Dataset content:
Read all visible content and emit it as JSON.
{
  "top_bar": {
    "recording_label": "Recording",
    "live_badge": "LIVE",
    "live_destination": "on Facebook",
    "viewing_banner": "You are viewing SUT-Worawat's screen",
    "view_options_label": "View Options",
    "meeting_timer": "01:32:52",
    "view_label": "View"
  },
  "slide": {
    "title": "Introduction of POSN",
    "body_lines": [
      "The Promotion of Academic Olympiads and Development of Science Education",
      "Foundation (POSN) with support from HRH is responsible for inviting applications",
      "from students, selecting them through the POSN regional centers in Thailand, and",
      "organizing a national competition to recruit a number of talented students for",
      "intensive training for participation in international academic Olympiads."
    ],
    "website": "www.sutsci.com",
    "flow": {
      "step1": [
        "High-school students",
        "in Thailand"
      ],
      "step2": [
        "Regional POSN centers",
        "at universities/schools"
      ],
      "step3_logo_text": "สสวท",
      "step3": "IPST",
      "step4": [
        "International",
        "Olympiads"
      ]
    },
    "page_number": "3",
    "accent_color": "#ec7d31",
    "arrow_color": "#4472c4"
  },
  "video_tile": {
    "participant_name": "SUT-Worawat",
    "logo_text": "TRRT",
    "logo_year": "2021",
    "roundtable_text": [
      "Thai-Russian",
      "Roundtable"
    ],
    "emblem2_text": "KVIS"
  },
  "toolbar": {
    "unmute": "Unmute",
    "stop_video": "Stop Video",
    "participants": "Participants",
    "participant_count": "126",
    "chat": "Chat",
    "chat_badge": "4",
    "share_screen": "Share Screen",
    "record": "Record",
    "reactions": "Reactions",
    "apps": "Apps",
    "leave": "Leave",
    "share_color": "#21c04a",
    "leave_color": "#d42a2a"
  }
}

To do:
Write out all the entries exactly.

Output below:
Read all visible content and emit it as JSON.
{
  "top_bar": {
    "recording_label": "Recording",
    "live_badge": "LIVE",
    "live_destination": "on Facebook",
    "viewing_banner": "You are viewing SUT-Worawat's screen",
    "view_options_label": "View Options",
    "meeting_timer": "01:32:52",
    "view_label": "View"
  },
  "slide": {
    "title": "Introduction of POSN",
    "body_lines": [
      "The Promotion of Academic Olympiads and Development of Science Education",
      "Foundation (POSN) with support from HRH is responsible for inviting applications",
      "from students, selecting them through the POSN regional centers in Thailand, and",
      "organizing a national competition to recruit a number of talented students for",
      "intensive training for participation in international academic Olympiads."
    ],
    "website": "www.sutsci.com",
    "flow": {
      "step1": [
        "High-school students",
        "in Thailand"
      ],
      "step2": [
        "Regional POSN centers",
        "at universities/schools"
      ],
      "step3_logo_text": "สสวท",
      "step3": "IPST",
      "step4": [
        "International",
        "Olympiads"
      ]
    },
    "page_number": "3",
    "accent_color": "#ec7d31",
    "arrow_color": "#4472c4"
  },
  "video_tile": {
    "participant_name": "SUT-Worawat",
    "logo_text": "TRRT",
    "logo_year": "2021",
    "roundtable_text": [
      "Thai-Russian",
      "Roundtable"
    ],
    "emblem2_text": "KVIS"
  },
  "toolbar": {
    "unmute": "Unmute",
    "stop_video": "Stop Video",
    "participants": "Participants",
    "participant_count": "126",
    "chat": "Chat",
    "chat_badge": "4",
    "share_screen": "Share Screen",
    "record": "Record",
    "reactions": "Reactions",
    "apps": "Apps",
    "leave": "Leave",
    "share_color": "#21c04a",
    "leave_color": "#d42a2a"
  }
}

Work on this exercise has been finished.